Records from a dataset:
** BEGIN **
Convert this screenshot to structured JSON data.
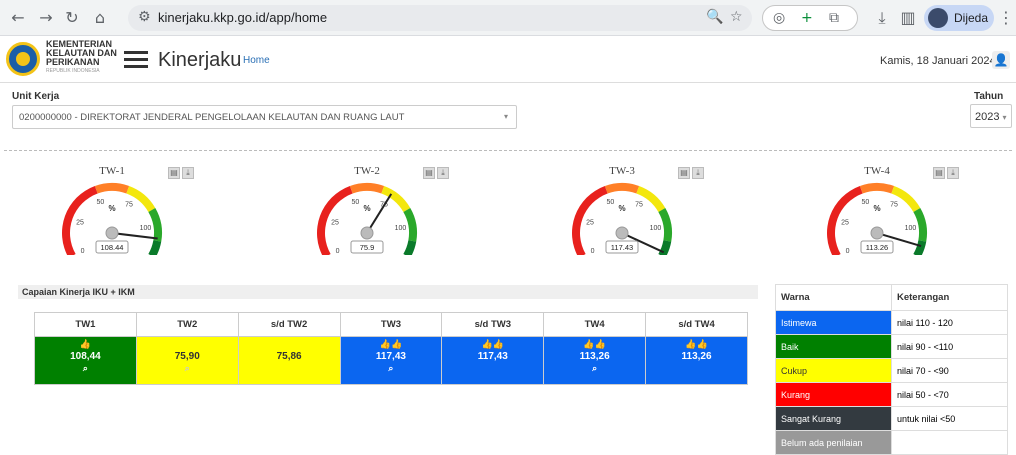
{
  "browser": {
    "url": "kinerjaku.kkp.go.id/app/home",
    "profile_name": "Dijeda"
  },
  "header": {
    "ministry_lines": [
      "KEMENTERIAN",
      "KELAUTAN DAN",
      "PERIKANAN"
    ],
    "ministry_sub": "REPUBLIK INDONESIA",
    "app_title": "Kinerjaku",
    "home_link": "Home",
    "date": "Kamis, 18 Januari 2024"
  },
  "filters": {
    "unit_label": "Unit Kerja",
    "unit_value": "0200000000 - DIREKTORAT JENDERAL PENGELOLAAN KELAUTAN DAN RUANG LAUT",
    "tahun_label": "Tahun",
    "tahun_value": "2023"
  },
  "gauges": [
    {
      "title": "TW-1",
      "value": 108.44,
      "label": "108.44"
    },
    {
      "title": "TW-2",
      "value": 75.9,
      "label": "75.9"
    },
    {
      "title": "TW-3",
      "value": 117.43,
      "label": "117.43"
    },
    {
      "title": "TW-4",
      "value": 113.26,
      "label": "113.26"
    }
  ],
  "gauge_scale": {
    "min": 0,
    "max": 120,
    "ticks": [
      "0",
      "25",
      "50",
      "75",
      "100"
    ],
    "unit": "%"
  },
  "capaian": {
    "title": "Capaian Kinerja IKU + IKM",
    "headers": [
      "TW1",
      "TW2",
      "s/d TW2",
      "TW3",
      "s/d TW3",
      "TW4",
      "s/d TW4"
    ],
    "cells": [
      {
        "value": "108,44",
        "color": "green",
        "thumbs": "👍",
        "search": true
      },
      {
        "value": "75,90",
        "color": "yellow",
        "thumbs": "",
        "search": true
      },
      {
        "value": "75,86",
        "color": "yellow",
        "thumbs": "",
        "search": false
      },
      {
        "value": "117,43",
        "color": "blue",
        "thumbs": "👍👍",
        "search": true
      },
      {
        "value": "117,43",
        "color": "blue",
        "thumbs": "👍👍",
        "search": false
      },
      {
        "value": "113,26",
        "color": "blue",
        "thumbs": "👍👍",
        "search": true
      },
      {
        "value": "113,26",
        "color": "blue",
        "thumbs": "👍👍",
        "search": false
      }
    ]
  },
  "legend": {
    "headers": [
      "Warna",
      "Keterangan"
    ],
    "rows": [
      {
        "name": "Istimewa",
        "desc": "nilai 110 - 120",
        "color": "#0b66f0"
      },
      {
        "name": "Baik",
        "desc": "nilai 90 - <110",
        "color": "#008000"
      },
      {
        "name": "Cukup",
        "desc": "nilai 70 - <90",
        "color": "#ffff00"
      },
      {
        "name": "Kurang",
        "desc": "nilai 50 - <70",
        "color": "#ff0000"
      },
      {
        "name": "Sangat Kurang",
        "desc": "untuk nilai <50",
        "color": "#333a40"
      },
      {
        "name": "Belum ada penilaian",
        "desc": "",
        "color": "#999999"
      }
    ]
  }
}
** END **
** BEGIN **
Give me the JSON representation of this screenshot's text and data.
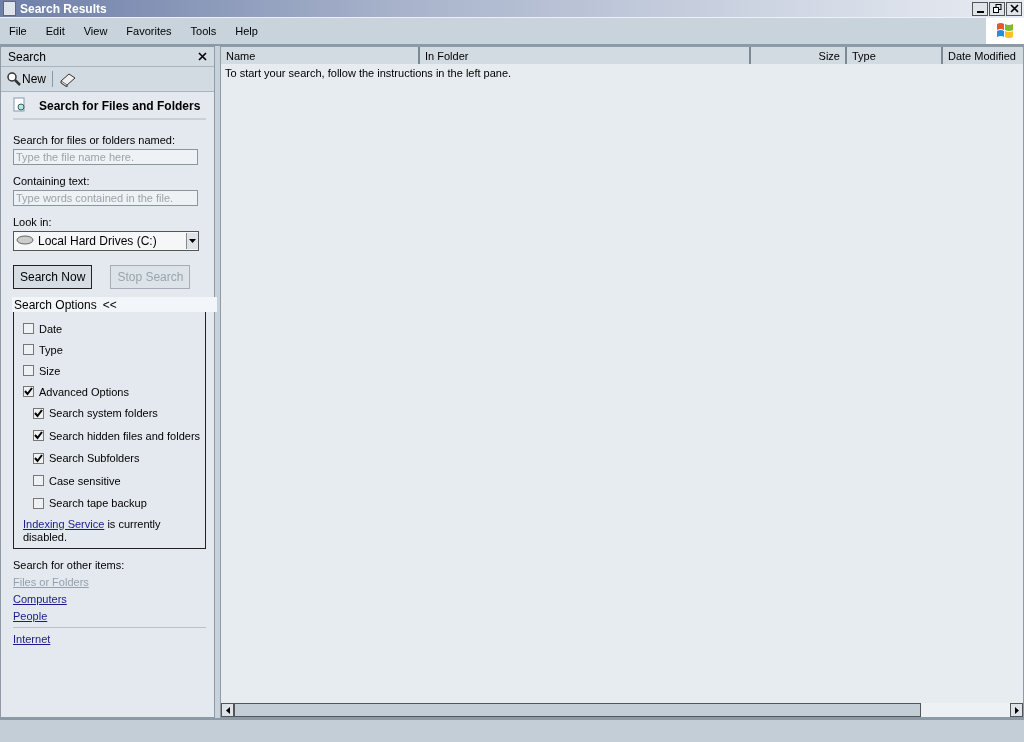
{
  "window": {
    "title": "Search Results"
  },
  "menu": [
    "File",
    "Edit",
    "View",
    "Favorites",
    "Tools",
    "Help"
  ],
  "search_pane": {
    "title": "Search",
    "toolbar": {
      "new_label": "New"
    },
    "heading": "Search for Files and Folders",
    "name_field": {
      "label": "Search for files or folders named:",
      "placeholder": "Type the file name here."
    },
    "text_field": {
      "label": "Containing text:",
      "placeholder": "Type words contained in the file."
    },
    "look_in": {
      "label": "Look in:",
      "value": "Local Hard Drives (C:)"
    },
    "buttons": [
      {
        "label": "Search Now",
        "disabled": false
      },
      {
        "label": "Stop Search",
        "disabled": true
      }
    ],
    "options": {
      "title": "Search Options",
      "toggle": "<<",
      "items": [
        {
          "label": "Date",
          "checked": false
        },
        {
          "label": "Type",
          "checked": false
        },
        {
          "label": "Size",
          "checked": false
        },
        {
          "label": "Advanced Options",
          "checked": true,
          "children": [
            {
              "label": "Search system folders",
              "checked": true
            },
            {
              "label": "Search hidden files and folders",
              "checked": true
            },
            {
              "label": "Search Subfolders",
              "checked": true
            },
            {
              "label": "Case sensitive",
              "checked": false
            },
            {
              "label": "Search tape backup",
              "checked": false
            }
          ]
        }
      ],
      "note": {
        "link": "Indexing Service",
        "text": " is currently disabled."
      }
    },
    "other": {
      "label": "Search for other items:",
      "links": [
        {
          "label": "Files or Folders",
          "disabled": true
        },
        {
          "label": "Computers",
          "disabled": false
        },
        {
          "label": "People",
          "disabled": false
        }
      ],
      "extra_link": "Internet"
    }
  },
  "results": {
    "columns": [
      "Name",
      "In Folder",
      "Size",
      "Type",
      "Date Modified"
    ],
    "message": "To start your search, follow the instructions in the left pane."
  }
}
** END **
** BEGIN **
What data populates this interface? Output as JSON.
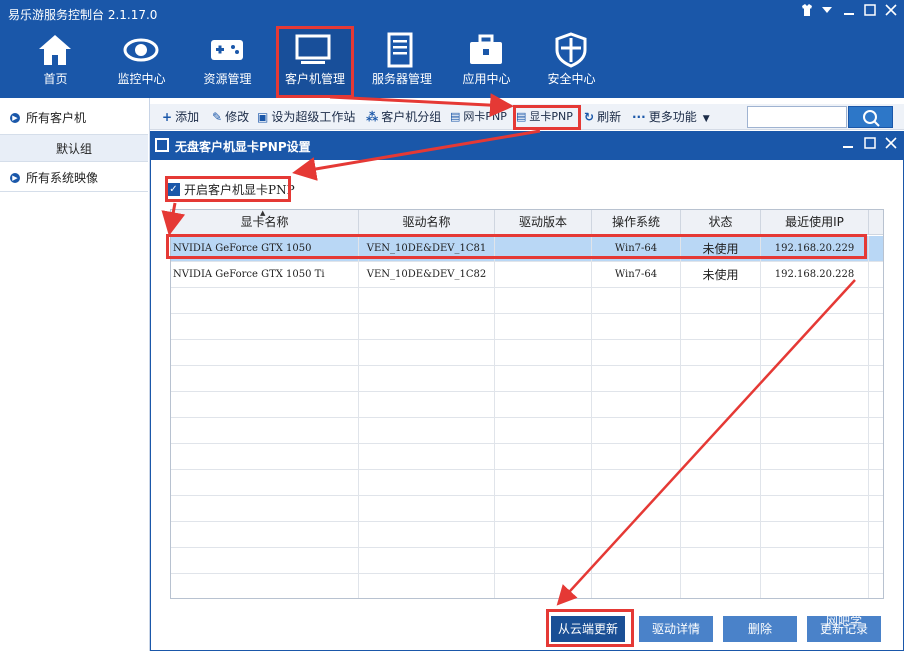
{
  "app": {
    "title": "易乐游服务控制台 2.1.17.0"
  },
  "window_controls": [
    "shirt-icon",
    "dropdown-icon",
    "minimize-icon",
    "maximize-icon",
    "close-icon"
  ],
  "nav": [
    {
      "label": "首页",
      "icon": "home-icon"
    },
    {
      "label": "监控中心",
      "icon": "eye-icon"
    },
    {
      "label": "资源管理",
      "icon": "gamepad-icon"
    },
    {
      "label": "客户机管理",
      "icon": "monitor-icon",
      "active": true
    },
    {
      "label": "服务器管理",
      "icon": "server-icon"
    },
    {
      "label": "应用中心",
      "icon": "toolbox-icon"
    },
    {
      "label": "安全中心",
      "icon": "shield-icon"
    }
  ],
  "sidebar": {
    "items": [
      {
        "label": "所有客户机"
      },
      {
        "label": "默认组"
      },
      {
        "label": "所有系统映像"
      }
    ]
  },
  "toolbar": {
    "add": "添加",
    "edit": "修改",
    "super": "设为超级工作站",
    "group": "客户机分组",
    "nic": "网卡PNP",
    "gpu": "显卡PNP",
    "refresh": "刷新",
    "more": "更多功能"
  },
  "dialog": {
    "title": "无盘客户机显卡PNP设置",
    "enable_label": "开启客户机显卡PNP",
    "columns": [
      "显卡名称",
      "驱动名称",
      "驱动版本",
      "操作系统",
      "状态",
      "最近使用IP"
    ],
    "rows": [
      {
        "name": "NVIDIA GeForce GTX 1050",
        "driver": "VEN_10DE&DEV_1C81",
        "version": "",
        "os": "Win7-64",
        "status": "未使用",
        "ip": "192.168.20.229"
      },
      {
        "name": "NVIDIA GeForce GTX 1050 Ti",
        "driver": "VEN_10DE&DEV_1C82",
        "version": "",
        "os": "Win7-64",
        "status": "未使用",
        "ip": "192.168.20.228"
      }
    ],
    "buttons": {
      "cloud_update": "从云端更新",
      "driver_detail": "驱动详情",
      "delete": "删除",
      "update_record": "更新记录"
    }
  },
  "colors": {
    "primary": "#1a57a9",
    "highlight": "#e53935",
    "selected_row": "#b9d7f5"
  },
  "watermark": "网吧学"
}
** END **
# [Prompt]
Pull out every line containing "JSON".

# [Task output]
Convert this screenshot to structured JSON data.
Give me the JSON representation of this screenshot's text and data.
What data populates this interface? Output as JSON.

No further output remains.